____ Material to process

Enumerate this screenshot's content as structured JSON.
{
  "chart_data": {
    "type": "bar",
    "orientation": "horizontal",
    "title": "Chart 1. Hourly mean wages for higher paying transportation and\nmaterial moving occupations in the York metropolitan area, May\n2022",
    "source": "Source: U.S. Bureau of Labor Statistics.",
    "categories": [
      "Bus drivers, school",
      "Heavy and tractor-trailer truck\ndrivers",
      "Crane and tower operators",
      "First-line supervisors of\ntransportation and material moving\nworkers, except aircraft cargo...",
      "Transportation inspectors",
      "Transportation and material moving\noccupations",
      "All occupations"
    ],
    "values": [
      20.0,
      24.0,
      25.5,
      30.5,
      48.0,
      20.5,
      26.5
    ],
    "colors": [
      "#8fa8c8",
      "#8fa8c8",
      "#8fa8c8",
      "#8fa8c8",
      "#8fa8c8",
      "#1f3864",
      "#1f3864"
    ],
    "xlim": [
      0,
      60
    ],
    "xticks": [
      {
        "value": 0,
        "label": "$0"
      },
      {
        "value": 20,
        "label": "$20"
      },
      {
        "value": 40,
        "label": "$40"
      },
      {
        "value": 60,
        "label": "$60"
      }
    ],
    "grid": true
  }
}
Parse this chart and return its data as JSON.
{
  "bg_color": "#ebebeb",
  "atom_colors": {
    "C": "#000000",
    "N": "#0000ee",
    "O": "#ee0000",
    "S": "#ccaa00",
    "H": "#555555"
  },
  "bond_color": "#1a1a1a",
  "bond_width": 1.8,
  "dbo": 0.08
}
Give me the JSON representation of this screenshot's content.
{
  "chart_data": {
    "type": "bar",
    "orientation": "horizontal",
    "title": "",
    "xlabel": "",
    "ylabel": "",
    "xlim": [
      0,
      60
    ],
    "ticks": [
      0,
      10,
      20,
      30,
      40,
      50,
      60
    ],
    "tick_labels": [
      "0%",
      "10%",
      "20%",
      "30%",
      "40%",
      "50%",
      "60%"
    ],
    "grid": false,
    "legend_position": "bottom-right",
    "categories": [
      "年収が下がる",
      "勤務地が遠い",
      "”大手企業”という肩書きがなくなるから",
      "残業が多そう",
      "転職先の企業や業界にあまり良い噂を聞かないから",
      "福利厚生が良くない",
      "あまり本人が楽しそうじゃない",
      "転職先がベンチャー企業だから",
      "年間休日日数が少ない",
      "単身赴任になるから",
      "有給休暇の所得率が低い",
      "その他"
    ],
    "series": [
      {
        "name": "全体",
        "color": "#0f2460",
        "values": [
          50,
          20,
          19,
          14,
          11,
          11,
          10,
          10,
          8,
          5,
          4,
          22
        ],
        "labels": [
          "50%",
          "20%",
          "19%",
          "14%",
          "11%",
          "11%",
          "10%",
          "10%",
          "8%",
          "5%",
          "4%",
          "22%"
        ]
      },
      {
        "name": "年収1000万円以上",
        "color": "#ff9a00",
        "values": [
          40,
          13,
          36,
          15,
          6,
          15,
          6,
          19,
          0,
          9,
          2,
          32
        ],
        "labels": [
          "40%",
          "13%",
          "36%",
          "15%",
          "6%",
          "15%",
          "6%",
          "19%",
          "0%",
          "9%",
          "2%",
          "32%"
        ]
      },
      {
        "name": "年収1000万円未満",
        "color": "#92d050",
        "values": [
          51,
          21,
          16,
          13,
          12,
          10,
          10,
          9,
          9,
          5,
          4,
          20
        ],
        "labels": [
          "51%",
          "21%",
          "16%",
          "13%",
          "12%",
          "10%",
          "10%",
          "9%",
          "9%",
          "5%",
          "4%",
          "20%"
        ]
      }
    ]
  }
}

________

# Your instructions:
Filter the data for the string "this" and copy every line that has it.

# Task output:
Enumerate this screenshot's content as structured JSON.
Parse this chart and return its data as JSON.
Give me the JSON representation of this screenshot's content.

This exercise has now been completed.